● BRIEF
Find the lines holding the string "across" in the data, then copy all of them.

● DATA FOR PROCESSING
--------------------------------------------------

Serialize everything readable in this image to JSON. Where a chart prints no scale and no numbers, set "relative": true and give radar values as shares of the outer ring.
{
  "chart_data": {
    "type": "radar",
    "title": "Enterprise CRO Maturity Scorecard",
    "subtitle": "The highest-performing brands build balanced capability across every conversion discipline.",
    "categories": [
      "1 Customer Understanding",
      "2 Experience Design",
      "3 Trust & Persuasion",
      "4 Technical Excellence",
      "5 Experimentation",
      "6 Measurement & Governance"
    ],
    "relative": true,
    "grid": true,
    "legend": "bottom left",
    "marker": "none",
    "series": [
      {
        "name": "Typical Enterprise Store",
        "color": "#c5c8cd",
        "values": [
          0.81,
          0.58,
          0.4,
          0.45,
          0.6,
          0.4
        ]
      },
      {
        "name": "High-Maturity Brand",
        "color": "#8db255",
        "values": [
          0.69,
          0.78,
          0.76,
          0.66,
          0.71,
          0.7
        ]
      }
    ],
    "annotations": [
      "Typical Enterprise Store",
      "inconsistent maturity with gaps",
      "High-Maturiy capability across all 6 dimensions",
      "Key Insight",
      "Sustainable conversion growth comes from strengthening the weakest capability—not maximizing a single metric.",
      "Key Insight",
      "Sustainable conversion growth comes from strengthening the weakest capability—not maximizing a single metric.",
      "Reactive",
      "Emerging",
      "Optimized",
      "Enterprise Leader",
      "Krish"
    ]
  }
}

--------------------------------------------------

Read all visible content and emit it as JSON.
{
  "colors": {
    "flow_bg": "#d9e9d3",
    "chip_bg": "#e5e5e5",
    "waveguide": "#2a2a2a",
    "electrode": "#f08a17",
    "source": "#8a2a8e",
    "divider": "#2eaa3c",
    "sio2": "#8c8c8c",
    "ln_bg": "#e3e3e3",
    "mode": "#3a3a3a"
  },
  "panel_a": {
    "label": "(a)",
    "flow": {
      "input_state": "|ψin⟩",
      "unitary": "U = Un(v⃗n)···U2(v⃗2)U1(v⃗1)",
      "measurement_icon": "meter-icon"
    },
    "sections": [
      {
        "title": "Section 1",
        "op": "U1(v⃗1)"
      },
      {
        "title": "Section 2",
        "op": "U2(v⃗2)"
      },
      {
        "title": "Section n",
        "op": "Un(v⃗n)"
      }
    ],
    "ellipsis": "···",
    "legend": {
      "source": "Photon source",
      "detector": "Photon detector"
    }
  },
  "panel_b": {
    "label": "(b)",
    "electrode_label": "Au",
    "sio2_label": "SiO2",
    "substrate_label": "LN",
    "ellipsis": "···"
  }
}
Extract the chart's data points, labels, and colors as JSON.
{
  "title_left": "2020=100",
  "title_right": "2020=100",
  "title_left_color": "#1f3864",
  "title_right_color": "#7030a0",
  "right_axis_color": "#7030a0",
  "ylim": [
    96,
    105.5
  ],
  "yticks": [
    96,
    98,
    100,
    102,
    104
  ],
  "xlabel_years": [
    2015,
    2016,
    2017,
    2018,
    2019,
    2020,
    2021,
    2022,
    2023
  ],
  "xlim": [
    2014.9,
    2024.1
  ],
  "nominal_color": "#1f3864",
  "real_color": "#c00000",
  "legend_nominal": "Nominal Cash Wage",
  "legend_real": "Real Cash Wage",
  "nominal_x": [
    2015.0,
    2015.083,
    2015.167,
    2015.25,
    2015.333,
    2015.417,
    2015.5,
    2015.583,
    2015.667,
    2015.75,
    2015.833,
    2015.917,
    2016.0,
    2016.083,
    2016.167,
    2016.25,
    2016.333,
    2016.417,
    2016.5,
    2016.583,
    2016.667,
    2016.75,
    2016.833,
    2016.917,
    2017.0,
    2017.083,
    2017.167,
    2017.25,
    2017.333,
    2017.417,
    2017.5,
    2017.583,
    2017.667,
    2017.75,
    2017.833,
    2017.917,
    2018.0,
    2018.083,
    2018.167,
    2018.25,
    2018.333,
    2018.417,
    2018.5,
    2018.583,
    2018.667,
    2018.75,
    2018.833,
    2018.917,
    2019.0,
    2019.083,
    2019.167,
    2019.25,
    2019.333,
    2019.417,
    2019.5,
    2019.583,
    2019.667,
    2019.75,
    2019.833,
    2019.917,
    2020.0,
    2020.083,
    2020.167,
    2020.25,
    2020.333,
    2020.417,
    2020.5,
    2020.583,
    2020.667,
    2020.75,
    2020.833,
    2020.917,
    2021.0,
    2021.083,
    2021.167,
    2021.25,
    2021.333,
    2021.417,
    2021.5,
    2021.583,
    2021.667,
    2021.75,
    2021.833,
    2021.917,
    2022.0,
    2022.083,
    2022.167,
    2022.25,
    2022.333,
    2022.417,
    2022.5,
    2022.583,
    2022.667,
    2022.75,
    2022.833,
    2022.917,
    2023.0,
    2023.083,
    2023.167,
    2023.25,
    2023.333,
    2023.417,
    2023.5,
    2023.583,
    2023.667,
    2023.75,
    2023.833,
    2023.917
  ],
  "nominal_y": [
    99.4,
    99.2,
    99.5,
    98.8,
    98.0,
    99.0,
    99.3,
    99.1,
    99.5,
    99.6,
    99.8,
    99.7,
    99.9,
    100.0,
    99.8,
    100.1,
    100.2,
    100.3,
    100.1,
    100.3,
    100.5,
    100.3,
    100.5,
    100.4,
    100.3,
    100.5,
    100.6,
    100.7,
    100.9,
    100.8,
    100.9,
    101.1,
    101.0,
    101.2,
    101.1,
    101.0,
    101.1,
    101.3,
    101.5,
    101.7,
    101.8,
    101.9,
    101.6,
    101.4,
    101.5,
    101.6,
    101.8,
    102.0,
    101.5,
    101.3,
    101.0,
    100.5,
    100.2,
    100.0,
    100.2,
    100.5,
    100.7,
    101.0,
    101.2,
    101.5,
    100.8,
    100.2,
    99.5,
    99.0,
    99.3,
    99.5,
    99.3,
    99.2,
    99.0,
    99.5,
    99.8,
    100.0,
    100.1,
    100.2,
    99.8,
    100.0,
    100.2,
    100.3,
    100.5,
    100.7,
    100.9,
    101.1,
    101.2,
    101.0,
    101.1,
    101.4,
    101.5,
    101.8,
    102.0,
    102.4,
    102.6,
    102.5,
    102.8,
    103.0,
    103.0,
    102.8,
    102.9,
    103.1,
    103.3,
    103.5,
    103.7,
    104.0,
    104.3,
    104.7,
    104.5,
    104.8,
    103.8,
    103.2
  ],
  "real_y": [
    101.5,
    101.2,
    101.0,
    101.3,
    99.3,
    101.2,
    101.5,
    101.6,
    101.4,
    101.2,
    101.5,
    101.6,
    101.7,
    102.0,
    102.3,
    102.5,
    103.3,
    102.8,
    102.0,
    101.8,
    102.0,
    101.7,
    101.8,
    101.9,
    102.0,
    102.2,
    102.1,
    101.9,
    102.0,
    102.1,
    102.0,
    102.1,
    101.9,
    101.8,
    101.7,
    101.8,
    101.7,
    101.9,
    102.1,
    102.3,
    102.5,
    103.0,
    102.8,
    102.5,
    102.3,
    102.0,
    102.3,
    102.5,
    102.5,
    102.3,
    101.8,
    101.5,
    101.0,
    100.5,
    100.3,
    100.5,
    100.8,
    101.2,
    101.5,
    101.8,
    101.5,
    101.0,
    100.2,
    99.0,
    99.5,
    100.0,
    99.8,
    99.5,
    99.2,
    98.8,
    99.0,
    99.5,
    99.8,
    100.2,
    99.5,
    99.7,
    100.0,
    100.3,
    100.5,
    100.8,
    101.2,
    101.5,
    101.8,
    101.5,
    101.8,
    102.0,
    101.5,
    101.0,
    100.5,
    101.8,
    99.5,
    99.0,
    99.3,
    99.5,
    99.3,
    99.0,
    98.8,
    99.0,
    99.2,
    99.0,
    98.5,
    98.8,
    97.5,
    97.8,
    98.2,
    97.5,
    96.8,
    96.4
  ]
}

--------------------------------------------------

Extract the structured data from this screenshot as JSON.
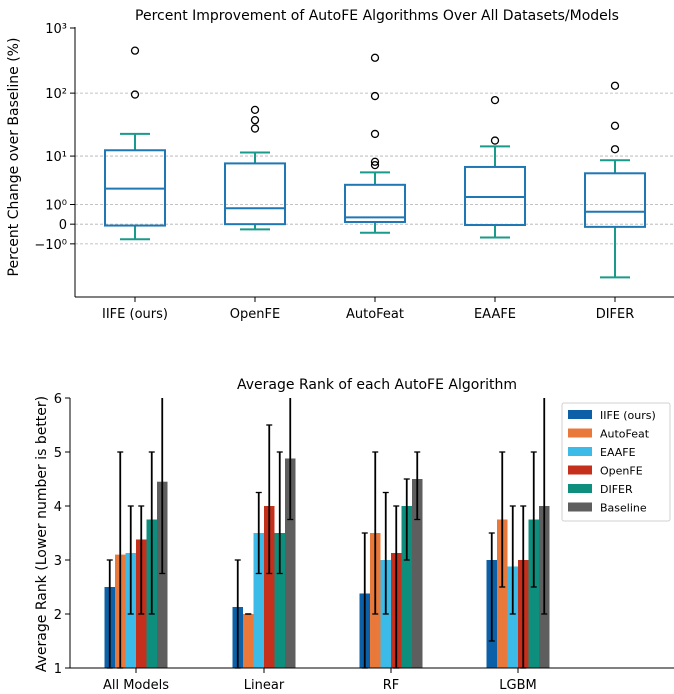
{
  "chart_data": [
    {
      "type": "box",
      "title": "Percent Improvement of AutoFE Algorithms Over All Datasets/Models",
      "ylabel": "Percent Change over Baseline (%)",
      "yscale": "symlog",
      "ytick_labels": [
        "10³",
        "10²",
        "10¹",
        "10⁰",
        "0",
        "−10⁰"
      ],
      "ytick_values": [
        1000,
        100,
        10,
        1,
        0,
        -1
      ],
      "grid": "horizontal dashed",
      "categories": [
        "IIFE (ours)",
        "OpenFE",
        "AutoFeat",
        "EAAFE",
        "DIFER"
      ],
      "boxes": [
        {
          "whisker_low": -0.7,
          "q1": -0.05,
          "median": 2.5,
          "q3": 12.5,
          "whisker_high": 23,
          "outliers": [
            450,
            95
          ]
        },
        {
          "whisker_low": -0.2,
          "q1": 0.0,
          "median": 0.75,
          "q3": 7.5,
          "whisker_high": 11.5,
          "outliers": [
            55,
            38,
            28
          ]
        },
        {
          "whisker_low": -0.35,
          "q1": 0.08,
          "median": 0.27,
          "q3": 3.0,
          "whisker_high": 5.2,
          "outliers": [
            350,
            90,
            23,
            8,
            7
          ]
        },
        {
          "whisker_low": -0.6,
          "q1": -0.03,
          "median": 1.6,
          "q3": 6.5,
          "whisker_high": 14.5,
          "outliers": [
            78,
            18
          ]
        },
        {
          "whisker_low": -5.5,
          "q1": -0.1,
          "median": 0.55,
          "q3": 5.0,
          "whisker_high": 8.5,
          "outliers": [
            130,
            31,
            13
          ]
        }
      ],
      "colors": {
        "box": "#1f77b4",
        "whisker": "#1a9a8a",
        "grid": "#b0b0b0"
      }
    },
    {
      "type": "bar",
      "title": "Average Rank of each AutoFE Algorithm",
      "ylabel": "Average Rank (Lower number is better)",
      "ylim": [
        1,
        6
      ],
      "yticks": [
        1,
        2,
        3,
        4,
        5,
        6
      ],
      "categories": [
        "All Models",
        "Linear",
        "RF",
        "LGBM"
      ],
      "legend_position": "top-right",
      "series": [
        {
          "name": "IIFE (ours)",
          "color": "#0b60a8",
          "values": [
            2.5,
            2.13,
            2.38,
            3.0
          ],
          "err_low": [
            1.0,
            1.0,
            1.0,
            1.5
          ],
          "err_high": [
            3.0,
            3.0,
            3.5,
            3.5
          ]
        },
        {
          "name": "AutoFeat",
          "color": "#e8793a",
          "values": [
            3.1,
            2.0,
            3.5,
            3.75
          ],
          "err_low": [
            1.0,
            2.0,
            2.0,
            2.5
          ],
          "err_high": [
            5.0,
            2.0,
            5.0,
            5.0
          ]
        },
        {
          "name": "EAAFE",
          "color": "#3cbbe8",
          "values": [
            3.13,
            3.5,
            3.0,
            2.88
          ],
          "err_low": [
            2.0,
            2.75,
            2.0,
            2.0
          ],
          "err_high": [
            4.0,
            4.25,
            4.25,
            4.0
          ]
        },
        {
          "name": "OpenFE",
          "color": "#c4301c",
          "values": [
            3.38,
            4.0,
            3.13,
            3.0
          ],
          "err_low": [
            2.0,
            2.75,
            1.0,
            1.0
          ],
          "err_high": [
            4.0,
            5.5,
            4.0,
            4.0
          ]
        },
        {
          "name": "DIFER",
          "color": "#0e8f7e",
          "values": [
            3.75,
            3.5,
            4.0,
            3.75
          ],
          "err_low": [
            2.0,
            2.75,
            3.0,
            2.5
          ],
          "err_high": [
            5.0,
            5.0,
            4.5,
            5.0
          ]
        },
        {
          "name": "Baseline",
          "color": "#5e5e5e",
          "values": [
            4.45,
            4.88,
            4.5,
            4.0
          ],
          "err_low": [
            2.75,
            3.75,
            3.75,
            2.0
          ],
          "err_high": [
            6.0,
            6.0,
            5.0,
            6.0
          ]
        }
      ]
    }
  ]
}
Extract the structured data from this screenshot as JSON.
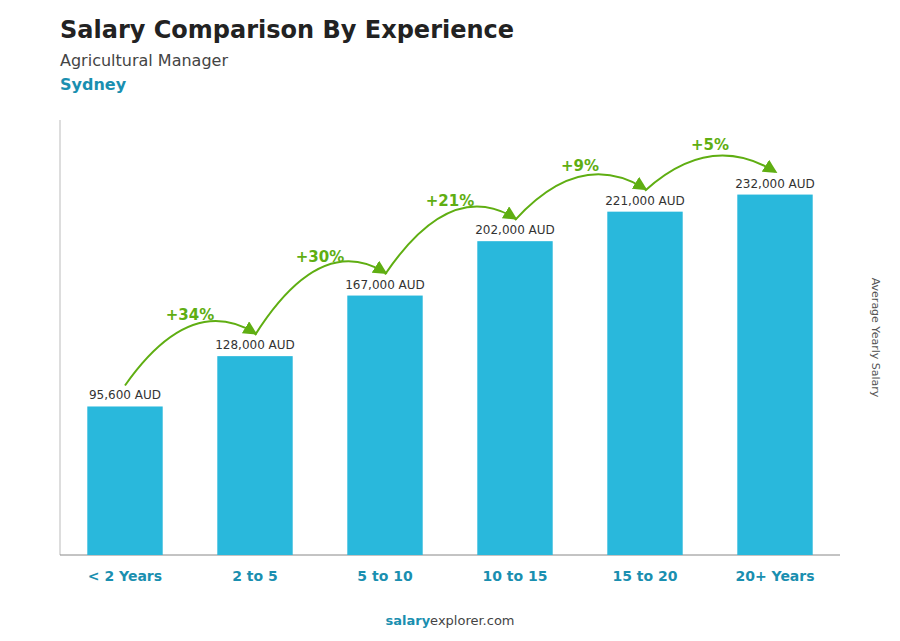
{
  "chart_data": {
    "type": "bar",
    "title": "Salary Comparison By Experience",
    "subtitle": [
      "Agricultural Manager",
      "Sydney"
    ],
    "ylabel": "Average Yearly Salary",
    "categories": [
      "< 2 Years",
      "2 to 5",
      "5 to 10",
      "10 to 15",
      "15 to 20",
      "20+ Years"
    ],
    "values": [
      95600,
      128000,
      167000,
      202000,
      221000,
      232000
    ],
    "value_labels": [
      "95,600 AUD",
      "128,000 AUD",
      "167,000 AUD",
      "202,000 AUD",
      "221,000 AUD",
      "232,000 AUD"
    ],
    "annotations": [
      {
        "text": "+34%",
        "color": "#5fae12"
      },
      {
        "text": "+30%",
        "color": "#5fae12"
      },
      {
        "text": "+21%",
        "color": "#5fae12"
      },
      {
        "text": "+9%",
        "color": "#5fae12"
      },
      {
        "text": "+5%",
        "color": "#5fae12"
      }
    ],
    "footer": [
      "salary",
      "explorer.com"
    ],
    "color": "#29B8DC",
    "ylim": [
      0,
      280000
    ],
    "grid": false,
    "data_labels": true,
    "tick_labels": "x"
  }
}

--------------------------------------------------

● ANSWER TO THIS PROBLEM
    "subtitle": "The highest-performing brands build balanced capability across every conversion discipline.",
      "High-Maturiy capability across all 6 dimensions",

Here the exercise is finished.